* [THE PROBLEM] Will you transcribe the entries that follow, exactly and in full?

[Stored entries]

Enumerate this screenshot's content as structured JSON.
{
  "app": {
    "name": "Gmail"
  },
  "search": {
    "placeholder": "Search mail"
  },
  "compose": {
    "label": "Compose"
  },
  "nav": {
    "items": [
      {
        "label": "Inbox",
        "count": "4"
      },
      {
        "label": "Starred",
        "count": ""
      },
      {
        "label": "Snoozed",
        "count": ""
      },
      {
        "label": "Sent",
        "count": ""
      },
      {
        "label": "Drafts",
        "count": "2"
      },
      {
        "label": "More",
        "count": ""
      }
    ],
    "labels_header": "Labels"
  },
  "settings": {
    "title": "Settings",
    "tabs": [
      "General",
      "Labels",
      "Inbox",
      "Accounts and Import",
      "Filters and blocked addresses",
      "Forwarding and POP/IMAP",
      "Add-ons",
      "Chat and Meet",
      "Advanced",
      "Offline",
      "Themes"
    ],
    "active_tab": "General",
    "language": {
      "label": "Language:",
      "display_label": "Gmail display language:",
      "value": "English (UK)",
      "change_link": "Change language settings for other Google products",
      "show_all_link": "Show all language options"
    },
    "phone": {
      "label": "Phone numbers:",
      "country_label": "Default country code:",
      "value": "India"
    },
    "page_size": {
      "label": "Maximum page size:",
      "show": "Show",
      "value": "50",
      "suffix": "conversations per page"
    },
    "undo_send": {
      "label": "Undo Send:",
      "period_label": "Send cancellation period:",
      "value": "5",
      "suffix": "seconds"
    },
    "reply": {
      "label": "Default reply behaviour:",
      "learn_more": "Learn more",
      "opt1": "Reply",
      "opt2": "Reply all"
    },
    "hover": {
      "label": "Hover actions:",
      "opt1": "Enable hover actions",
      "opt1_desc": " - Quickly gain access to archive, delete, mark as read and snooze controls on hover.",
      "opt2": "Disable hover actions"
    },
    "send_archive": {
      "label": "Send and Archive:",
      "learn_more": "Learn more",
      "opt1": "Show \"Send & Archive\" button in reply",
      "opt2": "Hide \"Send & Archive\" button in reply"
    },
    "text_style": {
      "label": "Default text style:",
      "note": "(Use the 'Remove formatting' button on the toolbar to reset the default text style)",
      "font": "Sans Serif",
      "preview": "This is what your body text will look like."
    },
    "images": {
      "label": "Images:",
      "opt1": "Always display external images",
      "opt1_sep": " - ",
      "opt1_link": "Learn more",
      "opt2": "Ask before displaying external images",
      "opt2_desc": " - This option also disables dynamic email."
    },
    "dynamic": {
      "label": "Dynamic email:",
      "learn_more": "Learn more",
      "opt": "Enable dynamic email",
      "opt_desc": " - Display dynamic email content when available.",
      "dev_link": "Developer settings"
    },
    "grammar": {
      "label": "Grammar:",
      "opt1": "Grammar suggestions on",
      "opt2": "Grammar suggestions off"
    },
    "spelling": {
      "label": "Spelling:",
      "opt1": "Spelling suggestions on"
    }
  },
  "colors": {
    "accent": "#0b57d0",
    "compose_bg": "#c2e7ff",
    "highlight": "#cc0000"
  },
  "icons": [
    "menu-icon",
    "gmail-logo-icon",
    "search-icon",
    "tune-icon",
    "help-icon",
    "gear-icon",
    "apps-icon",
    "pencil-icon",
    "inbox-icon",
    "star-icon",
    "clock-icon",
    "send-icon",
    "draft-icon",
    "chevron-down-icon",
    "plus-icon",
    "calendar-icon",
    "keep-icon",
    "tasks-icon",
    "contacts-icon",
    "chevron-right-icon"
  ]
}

* [TASK RESULT]
Enumerate this screenshot's content as structured JSON.
{
  "app": {
    "name": "Gmail"
  },
  "search": {
    "placeholder": "Search mail"
  },
  "compose": {
    "label": "Compose"
  },
  "nav": {
    "items": [
      {
        "label": "Inbox",
        "count": "4"
      },
      {
        "label": "Starred",
        "count": ""
      },
      {
        "label": "Snoozed",
        "count": ""
      },
      {
        "label": "Sent",
        "count": ""
      },
      {
        "label": "Drafts",
        "count": "2"
      },
      {
        "label": "More",
        "count": ""
      }
    ],
    "labels_header": "Labels"
  },
  "settings": {
    "title": "Settings",
    "tabs": [
      "General",
      "Labels",
      "Inbox",
      "Accounts and Import",
      "Filters and blocked addresses",
      "Forwarding and POP/IMAP",
      "Add-ons",
      "Chat and Meet",
      "Advanced",
      "Offline",
      "Themes"
    ],
    "active_tab": "General",
    "language": {
      "label": "Language:",
      "display_label": "Gmail display language:",
      "value": "English (UK)",
      "change_link": "Change language settings for other Google products",
      "show_all_link": "Show all language options"
    },
    "phone": {
      "label": "Phone numbers:",
      "country_label": "Default country code:",
      "value": "India"
    },
    "page_size": {
      "label": "Maximum page size:",
      "show": "Show",
      "value": "50",
      "suffix": "conversations per page"
    },
    "undo_send": {
      "label": "Undo Send:",
      "period_label": "Send cancellation period:",
      "value": "5",
      "suffix": "seconds"
    },
    "reply": {
      "label": "Default reply behaviour:",
      "learn_more": "Learn more",
      "opt1": "Reply",
      "opt2": "Reply all"
    },
    "hover": {
      "label": "Hover actions:",
      "opt1": "Enable hover actions",
      "opt1_desc": " - Quickly gain access to archive, delete, mark as read and snooze controls on hover.",
      "opt2": "Disable hover actions"
    },
    "send_archive": {
      "label": "Send and Archive:",
      "learn_more": "Learn more",
      "opt1": "Show \"Send & Archive\" button in reply",
      "opt2": "Hide \"Send & Archive\" button in reply"
    },
    "text_style": {
      "label": "Default text style:",
      "note": "(Use the 'Remove formatting' button on the toolbar to reset the default text style)",
      "font": "Sans Serif",
      "preview": "This is what your body text will look like."
    },
    "images": {
      "label": "Images:",
      "opt1": "Always display external images",
      "opt1_sep": " - ",
      "opt1_link": "Learn more",
      "opt2": "Ask before displaying external images",
      "opt2_desc": " - This option also disables dynamic email."
    },
    "dynamic": {
      "label": "Dynamic email:",
      "learn_more": "Learn more",
      "opt": "Enable dynamic email",
      "opt_desc": " - Display dynamic email content when available.",
      "dev_link": "Developer settings"
    },
    "grammar": {
      "label": "Grammar:",
      "opt1": "Grammar suggestions on",
      "opt2": "Grammar suggestions off"
    },
    "spelling": {
      "label": "Spelling:",
      "opt1": "Spelling suggestions on"
    }
  },
  "colors": {
    "accent": "#0b57d0",
    "compose_bg": "#c2e7ff",
    "highlight": "#cc0000"
  },
  "icons": [
    "menu-icon",
    "gmail-logo-icon",
    "search-icon",
    "tune-icon",
    "help-icon",
    "gear-icon",
    "apps-icon",
    "pencil-icon",
    "inbox-icon",
    "star-icon",
    "clock-icon",
    "send-icon",
    "draft-icon",
    "chevron-down-icon",
    "plus-icon",
    "calendar-icon",
    "keep-icon",
    "tasks-icon",
    "contacts-icon",
    "chevron-right-icon"
  ]
}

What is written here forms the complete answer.